Dataset excerpt:
- - - - -
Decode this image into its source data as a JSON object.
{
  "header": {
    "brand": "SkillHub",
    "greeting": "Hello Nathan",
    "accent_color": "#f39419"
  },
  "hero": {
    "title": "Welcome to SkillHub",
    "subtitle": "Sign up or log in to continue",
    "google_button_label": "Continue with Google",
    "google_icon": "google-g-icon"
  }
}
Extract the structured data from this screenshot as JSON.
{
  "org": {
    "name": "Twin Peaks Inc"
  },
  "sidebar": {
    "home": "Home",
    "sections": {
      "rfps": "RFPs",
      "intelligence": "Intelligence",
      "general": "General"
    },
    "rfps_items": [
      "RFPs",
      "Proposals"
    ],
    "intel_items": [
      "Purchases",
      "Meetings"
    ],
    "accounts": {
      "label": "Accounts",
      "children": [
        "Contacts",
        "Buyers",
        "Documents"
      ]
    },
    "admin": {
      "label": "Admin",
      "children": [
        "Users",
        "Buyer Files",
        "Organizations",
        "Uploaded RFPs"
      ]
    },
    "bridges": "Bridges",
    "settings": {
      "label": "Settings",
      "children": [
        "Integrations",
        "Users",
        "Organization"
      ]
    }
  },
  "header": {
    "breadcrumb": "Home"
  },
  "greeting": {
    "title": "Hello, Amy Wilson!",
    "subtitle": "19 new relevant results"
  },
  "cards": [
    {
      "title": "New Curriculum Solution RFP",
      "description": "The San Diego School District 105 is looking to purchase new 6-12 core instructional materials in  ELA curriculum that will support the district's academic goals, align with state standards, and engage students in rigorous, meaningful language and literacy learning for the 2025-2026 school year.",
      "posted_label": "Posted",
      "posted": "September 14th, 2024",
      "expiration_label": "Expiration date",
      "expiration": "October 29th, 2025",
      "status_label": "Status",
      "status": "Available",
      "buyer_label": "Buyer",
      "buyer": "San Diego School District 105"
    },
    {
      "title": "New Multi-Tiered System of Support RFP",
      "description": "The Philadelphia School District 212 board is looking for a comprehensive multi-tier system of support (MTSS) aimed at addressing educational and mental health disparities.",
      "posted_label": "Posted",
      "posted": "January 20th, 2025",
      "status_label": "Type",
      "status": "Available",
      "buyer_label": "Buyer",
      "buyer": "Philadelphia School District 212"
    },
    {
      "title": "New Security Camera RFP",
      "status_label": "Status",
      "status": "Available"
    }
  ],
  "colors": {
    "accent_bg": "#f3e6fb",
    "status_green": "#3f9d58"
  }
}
- - - - -
Exercise details —
Write out every line from the records above, word for word.

Expected output —
Decode this image into its source data as a JSON object.
{
  "header": {
    "brand": "SkillHub",
    "greeting": "Hello Nathan",
    "accent_color": "#f39419"
  },
  "hero": {
    "title": "Welcome to SkillHub",
    "subtitle": "Sign up or log in to continue",
    "google_button_label": "Continue with Google",
    "google_icon": "google-g-icon"
  }
}
Extract the structured data from this screenshot as JSON.
{
  "org": {
    "name": "Twin Peaks Inc"
  },
  "sidebar": {
    "home": "Home",
    "sections": {
      "rfps": "RFPs",
      "intelligence": "Intelligence",
      "general": "General"
    },
    "rfps_items": [
      "RFPs",
      "Proposals"
    ],
    "intel_items": [
      "Purchases",
      "Meetings"
    ],
    "accounts": {
      "label": "Accounts",
      "children": [
        "Contacts",
        "Buyers",
        "Documents"
      ]
    },
    "admin": {
      "label": "Admin",
      "children": [
        "Users",
        "Buyer Files",
        "Organizations",
        "Uploaded RFPs"
      ]
    },
    "bridges": "Bridges",
    "settings": {
      "label": "Settings",
      "children": [
        "Integrations",
        "Users",
        "Organization"
      ]
    }
  },
  "header": {
    "breadcrumb": "Home"
  },
  "greeting": {
    "title": "Hello, Amy Wilson!",
    "subtitle": "19 new relevant results"
  },
  "cards": [
    {
      "title": "New Curriculum Solution RFP",
      "description": "The San Diego School District 105 is looking to purchase new 6-12 core instructional materials in  ELA curriculum that will support the district's academic goals, align with state standards, and engage students in rigorous, meaningful language and literacy learning for the 2025-2026 school year.",
      "posted_label": "Posted",
      "posted": "September 14th, 2024",
      "expiration_label": "Expiration date",
      "expiration": "October 29th, 2025",
      "status_label": "Status",
      "status": "Available",
      "buyer_label": "Buyer",
      "buyer": "San Diego School District 105"
    },
    {
      "title": "New Multi-Tiered System of Support RFP",
      "description": "The Philadelphia School District 212 board is looking for a comprehensive multi-tier system of support (MTSS) aimed at addressing educational and mental health disparities.",
      "posted_label": "Posted",
      "posted": "January 20th, 2025",
      "status_label": "Type",
      "status": "Available",
      "buyer_label": "Buyer",
      "buyer": "Philadelphia School District 212"
    },
    {
      "title": "New Security Camera RFP",
      "status_label": "Status",
      "status": "Available"
    }
  ],
  "colors": {
    "accent_bg": "#f3e6fb",
    "status_green": "#3f9d58"
  }
}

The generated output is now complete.